Material to process:
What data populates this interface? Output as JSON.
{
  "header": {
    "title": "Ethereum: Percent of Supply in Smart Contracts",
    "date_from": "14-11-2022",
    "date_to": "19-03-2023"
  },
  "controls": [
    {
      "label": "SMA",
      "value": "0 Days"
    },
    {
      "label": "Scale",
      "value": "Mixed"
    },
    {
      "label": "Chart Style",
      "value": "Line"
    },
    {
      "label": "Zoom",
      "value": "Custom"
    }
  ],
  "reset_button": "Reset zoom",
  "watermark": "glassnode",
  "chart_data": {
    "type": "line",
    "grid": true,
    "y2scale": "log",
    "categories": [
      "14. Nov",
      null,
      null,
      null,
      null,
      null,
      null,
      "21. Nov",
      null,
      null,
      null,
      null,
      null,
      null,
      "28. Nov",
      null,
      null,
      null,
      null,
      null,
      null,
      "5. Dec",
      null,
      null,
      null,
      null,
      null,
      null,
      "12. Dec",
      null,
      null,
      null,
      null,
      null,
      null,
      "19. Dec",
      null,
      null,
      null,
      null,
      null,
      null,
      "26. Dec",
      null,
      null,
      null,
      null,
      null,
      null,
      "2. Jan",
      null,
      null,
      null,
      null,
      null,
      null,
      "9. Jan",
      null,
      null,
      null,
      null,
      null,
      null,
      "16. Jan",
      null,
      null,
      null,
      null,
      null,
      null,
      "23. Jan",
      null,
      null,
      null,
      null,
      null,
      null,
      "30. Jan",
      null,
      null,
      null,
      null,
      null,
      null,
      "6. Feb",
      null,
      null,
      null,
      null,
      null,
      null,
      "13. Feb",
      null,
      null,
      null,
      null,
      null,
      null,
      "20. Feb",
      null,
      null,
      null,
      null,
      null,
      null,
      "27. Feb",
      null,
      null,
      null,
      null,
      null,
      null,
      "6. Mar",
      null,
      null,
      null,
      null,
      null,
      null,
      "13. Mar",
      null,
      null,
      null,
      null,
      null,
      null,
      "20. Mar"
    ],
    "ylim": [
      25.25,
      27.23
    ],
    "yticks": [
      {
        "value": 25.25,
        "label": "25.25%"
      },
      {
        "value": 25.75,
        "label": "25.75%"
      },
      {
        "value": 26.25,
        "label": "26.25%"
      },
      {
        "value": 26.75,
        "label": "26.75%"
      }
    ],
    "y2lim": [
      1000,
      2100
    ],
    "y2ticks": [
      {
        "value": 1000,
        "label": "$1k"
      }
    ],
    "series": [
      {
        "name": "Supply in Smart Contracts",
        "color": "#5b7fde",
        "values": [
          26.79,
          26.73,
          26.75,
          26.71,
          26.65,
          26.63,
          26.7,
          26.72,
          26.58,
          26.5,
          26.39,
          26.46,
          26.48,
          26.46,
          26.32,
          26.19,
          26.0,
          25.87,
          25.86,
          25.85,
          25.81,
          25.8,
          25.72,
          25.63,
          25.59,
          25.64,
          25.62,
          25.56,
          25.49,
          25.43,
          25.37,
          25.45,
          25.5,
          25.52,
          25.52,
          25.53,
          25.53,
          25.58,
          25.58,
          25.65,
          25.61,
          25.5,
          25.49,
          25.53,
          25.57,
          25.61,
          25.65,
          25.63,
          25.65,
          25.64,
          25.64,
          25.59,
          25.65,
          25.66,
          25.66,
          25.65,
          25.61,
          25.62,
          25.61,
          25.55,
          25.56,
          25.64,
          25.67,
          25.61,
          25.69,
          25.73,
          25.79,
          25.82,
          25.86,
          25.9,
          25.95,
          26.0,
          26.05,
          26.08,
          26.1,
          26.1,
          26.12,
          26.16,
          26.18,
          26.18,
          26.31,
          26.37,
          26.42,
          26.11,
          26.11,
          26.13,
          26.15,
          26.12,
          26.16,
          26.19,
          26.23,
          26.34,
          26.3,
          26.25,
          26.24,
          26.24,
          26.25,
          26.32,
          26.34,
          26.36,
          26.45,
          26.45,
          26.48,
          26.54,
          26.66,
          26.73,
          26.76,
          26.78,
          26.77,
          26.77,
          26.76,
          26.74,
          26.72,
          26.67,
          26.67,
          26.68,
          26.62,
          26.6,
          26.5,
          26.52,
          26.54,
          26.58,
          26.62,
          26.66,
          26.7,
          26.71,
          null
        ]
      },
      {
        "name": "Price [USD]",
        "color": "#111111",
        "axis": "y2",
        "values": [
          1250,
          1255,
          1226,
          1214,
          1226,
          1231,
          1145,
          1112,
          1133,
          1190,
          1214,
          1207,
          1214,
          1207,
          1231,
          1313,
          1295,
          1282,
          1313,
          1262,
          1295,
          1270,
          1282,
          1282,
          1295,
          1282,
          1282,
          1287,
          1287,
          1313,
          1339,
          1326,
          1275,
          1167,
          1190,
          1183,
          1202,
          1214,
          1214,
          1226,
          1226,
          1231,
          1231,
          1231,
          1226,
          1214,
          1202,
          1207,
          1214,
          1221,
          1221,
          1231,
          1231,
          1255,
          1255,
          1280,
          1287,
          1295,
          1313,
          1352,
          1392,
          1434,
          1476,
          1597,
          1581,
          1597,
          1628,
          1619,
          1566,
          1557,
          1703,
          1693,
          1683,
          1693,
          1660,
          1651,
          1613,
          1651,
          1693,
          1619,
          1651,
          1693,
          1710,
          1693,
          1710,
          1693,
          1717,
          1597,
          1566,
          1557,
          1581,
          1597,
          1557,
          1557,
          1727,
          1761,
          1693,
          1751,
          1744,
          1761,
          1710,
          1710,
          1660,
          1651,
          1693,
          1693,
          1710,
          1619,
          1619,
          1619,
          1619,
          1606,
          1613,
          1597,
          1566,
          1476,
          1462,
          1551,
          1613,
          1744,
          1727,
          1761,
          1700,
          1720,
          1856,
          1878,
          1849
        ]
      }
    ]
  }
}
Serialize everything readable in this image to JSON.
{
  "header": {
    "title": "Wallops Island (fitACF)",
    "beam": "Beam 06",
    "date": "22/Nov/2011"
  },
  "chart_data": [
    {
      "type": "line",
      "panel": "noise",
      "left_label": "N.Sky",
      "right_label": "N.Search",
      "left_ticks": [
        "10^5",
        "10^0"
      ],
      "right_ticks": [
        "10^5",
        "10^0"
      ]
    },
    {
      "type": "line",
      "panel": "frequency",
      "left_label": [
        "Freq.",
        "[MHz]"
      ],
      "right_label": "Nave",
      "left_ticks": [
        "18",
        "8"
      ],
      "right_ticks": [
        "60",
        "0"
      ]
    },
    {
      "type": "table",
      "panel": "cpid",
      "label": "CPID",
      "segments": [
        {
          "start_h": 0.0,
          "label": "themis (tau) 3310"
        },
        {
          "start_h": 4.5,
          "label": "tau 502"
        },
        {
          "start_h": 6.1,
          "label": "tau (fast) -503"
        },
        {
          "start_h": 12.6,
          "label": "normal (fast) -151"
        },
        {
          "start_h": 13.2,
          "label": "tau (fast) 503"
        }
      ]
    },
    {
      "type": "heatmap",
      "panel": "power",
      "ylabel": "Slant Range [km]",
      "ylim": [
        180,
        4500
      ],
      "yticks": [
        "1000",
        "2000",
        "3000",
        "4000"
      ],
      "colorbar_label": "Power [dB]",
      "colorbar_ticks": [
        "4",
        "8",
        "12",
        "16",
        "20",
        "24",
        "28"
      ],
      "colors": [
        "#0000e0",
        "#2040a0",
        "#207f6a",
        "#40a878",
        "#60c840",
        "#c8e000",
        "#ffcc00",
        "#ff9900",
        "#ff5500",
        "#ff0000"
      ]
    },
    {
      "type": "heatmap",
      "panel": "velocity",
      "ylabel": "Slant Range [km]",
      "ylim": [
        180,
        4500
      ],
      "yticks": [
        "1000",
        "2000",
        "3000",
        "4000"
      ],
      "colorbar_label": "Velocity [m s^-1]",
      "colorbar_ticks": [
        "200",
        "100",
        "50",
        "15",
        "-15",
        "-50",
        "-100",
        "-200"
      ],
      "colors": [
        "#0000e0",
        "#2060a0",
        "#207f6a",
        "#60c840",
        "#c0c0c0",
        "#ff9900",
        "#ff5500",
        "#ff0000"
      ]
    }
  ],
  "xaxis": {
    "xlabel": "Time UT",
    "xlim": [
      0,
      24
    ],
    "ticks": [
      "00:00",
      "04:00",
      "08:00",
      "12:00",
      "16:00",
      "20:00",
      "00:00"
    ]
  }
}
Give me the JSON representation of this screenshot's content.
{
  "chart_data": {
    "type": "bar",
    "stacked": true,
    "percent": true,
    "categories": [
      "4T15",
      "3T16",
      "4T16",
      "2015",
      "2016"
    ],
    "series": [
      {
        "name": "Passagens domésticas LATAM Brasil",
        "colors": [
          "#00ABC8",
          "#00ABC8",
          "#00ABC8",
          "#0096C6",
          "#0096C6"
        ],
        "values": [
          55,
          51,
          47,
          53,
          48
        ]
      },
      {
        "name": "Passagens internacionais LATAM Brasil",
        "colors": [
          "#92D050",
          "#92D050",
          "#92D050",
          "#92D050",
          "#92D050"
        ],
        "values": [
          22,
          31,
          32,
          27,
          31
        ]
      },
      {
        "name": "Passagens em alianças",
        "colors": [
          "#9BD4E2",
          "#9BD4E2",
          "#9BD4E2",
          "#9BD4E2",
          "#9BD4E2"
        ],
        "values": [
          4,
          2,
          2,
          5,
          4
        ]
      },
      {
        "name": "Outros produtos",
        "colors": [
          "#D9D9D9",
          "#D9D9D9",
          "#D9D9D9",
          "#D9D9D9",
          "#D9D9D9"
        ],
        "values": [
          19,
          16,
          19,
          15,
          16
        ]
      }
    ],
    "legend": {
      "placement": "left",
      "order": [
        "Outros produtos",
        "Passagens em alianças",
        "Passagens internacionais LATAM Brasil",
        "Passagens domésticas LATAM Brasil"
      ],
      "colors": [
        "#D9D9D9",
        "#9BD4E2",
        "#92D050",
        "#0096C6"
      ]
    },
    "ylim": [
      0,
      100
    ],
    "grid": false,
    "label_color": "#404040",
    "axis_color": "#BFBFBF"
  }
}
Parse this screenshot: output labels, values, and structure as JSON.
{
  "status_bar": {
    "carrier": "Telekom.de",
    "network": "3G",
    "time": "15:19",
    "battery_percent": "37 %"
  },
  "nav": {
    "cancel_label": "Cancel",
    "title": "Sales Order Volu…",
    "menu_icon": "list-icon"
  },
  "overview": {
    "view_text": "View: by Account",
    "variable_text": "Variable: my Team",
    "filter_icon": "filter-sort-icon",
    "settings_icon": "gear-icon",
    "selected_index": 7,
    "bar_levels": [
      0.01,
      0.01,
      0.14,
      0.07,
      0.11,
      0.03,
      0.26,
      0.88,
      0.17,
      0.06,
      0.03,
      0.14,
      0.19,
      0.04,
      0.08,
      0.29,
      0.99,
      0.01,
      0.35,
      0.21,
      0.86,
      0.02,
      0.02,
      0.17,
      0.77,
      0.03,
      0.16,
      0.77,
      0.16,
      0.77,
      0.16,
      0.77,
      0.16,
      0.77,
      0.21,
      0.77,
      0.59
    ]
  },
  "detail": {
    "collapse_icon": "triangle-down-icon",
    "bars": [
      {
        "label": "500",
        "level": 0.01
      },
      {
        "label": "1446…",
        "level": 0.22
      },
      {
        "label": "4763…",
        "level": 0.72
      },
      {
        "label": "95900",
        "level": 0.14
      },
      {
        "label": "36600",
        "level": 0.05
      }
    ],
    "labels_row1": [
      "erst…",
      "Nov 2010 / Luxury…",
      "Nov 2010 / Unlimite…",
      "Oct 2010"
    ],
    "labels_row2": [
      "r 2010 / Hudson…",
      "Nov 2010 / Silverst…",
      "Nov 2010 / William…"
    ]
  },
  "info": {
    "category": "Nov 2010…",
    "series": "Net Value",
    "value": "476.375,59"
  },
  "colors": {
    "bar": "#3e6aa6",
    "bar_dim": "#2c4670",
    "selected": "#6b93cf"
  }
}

Given exercise: Only the number is wanted: how many lines of the material above include the word "Outros"?

The completed task: 2